### TASK:
Your task is to output the entries below word for word.
++++ THE RECORDS
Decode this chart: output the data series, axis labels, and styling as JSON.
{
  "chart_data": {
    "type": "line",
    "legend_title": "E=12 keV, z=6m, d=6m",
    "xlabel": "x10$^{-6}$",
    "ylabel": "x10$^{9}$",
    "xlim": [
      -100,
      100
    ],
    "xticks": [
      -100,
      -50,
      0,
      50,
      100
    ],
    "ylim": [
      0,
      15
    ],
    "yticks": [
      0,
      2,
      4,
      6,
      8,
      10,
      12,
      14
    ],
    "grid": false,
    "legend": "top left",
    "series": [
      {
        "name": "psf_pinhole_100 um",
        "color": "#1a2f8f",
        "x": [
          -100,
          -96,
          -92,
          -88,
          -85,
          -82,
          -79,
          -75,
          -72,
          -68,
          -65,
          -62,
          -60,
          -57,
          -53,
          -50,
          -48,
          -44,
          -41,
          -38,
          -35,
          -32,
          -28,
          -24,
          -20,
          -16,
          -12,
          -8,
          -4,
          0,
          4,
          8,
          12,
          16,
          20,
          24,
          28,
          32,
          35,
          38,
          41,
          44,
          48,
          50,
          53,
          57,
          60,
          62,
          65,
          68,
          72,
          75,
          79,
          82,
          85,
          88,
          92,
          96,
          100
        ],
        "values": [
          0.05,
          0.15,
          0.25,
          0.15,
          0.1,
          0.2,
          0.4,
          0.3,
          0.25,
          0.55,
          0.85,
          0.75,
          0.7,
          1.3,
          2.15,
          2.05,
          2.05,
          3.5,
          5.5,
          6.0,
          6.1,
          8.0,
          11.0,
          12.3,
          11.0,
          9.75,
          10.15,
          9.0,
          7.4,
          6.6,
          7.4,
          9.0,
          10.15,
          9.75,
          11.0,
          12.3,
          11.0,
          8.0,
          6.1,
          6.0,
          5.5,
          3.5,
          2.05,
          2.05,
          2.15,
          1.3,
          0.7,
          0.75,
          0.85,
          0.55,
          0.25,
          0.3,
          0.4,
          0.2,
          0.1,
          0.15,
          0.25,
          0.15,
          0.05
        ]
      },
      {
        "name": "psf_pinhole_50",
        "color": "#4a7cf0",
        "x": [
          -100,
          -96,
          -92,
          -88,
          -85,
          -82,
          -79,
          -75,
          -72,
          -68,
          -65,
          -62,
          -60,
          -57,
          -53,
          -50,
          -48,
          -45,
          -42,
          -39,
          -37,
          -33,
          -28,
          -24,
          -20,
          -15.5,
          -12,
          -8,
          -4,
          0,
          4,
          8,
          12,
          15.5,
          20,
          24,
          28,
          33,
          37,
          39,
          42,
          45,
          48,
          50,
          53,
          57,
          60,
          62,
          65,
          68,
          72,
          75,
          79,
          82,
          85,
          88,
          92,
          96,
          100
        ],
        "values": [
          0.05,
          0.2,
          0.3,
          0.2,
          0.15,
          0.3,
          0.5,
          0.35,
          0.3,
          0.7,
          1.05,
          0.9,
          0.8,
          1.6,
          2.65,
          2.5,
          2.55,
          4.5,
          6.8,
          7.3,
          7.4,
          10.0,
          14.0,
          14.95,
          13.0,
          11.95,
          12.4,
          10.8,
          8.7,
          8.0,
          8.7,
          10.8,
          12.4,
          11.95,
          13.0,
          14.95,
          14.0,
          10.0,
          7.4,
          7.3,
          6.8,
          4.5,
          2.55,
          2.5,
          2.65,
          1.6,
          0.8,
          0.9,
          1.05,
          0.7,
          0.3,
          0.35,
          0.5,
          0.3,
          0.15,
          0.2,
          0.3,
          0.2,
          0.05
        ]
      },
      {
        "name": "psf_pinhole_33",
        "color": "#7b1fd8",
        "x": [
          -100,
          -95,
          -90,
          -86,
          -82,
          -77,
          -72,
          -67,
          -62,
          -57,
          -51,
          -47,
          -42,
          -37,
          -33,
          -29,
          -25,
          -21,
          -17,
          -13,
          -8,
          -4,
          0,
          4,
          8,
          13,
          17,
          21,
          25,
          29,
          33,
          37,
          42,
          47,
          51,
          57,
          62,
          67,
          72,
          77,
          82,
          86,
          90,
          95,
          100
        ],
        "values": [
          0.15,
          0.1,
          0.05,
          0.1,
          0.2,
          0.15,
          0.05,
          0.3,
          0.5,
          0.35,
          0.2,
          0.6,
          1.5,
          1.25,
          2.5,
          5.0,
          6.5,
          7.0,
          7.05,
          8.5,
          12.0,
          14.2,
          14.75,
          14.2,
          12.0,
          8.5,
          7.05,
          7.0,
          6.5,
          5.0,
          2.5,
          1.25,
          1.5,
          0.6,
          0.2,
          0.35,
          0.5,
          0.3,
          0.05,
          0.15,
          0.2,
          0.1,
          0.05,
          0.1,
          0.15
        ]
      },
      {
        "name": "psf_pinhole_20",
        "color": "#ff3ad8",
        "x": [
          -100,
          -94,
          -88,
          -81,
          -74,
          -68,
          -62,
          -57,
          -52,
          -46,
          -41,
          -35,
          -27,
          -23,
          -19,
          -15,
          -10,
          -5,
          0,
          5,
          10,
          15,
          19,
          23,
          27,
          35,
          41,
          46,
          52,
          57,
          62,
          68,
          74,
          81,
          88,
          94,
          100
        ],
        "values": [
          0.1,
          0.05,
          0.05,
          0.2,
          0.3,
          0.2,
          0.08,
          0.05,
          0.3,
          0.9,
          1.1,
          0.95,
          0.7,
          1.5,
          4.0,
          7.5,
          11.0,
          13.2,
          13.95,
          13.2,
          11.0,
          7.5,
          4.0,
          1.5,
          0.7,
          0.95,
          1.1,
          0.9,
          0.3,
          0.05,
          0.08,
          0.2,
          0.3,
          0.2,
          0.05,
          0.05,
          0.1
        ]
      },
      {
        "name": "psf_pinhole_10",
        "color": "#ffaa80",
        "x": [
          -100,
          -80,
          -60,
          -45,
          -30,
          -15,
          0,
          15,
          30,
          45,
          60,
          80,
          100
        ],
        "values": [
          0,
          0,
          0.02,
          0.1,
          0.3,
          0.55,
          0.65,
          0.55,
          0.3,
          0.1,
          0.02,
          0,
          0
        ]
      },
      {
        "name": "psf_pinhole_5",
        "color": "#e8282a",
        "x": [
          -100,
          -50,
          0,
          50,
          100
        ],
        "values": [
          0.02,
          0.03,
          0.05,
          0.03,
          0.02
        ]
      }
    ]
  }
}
++++++++
### OUTPUT:
Decode this chart: output the data series, axis labels, and styling as JSON.
{
  "chart_data": {
    "type": "line",
    "legend_title": "E=12 keV, z=6m, d=6m",
    "xlabel": "x10$^{-6}$",
    "ylabel": "x10$^{9}$",
    "xlim": [
      -100,
      100
    ],
    "xticks": [
      -100,
      -50,
      0,
      50,
      100
    ],
    "ylim": [
      0,
      15
    ],
    "yticks": [
      0,
      2,
      4,
      6,
      8,
      10,
      12,
      14
    ],
    "grid": false,
    "legend": "top left",
    "series": [
      {
        "name": "psf_pinhole_100 um",
        "color": "#1a2f8f",
        "x": [
          -100,
          -96,
          -92,
          -88,
          -85,
          -82,
          -79,
          -75,
          -72,
          -68,
          -65,
          -62,
          -60,
          -57,
          -53,
          -50,
          -48,
          -44,
          -41,
          -38,
          -35,
          -32,
          -28,
          -24,
          -20,
          -16,
          -12,
          -8,
          -4,
          0,
          4,
          8,
          12,
          16,
          20,
          24,
          28,
          32,
          35,
          38,
          41,
          44,
          48,
          50,
          53,
          57,
          60,
          62,
          65,
          68,
          72,
          75,
          79,
          82,
          85,
          88,
          92,
          96,
          100
        ],
        "values": [
          0.05,
          0.15,
          0.25,
          0.15,
          0.1,
          0.2,
          0.4,
          0.3,
          0.25,
          0.55,
          0.85,
          0.75,
          0.7,
          1.3,
          2.15,
          2.05,
          2.05,
          3.5,
          5.5,
          6.0,
          6.1,
          8.0,
          11.0,
          12.3,
          11.0,
          9.75,
          10.15,
          9.0,
          7.4,
          6.6,
          7.4,
          9.0,
          10.15,
          9.75,
          11.0,
          12.3,
          11.0,
          8.0,
          6.1,
          6.0,
          5.5,
          3.5,
          2.05,
          2.05,
          2.15,
          1.3,
          0.7,
          0.75,
          0.85,
          0.55,
          0.25,
          0.3,
          0.4,
          0.2,
          0.1,
          0.15,
          0.25,
          0.15,
          0.05
        ]
      },
      {
        "name": "psf_pinhole_50",
        "color": "#4a7cf0",
        "x": [
          -100,
          -96,
          -92,
          -88,
          -85,
          -82,
          -79,
          -75,
          -72,
          -68,
          -65,
          -62,
          -60,
          -57,
          -53,
          -50,
          -48,
          -45,
          -42,
          -39,
          -37,
          -33,
          -28,
          -24,
          -20,
          -15.5,
          -12,
          -8,
          -4,
          0,
          4,
          8,
          12,
          15.5,
          20,
          24,
          28,
          33,
          37,
          39,
          42,
          45,
          48,
          50,
          53,
          57,
          60,
          62,
          65,
          68,
          72,
          75,
          79,
          82,
          85,
          88,
          92,
          96,
          100
        ],
        "values": [
          0.05,
          0.2,
          0.3,
          0.2,
          0.15,
          0.3,
          0.5,
          0.35,
          0.3,
          0.7,
          1.05,
          0.9,
          0.8,
          1.6,
          2.65,
          2.5,
          2.55,
          4.5,
          6.8,
          7.3,
          7.4,
          10.0,
          14.0,
          14.95,
          13.0,
          11.95,
          12.4,
          10.8,
          8.7,
          8.0,
          8.7,
          10.8,
          12.4,
          11.95,
          13.0,
          14.95,
          14.0,
          10.0,
          7.4,
          7.3,
          6.8,
          4.5,
          2.55,
          2.5,
          2.65,
          1.6,
          0.8,
          0.9,
          1.05,
          0.7,
          0.3,
          0.35,
          0.5,
          0.3,
          0.15,
          0.2,
          0.3,
          0.2,
          0.05
        ]
      },
      {
        "name": "psf_pinhole_33",
        "color": "#7b1fd8",
        "x": [
          -100,
          -95,
          -90,
          -86,
          -82,
          -77,
          -72,
          -67,
          -62,
          -57,
          -51,
          -47,
          -42,
          -37,
          -33,
          -29,
          -25,
          -21,
          -17,
          -13,
          -8,
          -4,
          0,
          4,
          8,
          13,
          17,
          21,
          25,
          29,
          33,
          37,
          42,
          47,
          51,
          57,
          62,
          67,
          72,
          77,
          82,
          86,
          90,
          95,
          100
        ],
        "values": [
          0.15,
          0.1,
          0.05,
          0.1,
          0.2,
          0.15,
          0.05,
          0.3,
          0.5,
          0.35,
          0.2,
          0.6,
          1.5,
          1.25,
          2.5,
          5.0,
          6.5,
          7.0,
          7.05,
          8.5,
          12.0,
          14.2,
          14.75,
          14.2,
          12.0,
          8.5,
          7.05,
          7.0,
          6.5,
          5.0,
          2.5,
          1.25,
          1.5,
          0.6,
          0.2,
          0.35,
          0.5,
          0.3,
          0.05,
          0.15,
          0.2,
          0.1,
          0.05,
          0.1,
          0.15
        ]
      },
      {
        "name": "psf_pinhole_20",
        "color": "#ff3ad8",
        "x": [
          -100,
          -94,
          -88,
          -81,
          -74,
          -68,
          -62,
          -57,
          -52,
          -46,
          -41,
          -35,
          -27,
          -23,
          -19,
          -15,
          -10,
          -5,
          0,
          5,
          10,
          15,
          19,
          23,
          27,
          35,
          41,
          46,
          52,
          57,
          62,
          68,
          74,
          81,
          88,
          94,
          100
        ],
        "values": [
          0.1,
          0.05,
          0.05,
          0.2,
          0.3,
          0.2,
          0.08,
          0.05,
          0.3,
          0.9,
          1.1,
          0.95,
          0.7,
          1.5,
          4.0,
          7.5,
          11.0,
          13.2,
          13.95,
          13.2,
          11.0,
          7.5,
          4.0,
          1.5,
          0.7,
          0.95,
          1.1,
          0.9,
          0.3,
          0.05,
          0.08,
          0.2,
          0.3,
          0.2,
          0.05,
          0.05,
          0.1
        ]
      },
      {
        "name": "psf_pinhole_10",
        "color": "#ffaa80",
        "x": [
          -100,
          -80,
          -60,
          -45,
          -30,
          -15,
          0,
          15,
          30,
          45,
          60,
          80,
          100
        ],
        "values": [
          0,
          0,
          0.02,
          0.1,
          0.3,
          0.55,
          0.65,
          0.55,
          0.3,
          0.1,
          0.02,
          0,
          0
        ]
      },
      {
        "name": "psf_pinhole_5",
        "color": "#e8282a",
        "x": [
          -100,
          -50,
          0,
          50,
          100
        ],
        "values": [
          0.02,
          0.03,
          0.05,
          0.03,
          0.02
        ]
      }
    ]
  }
}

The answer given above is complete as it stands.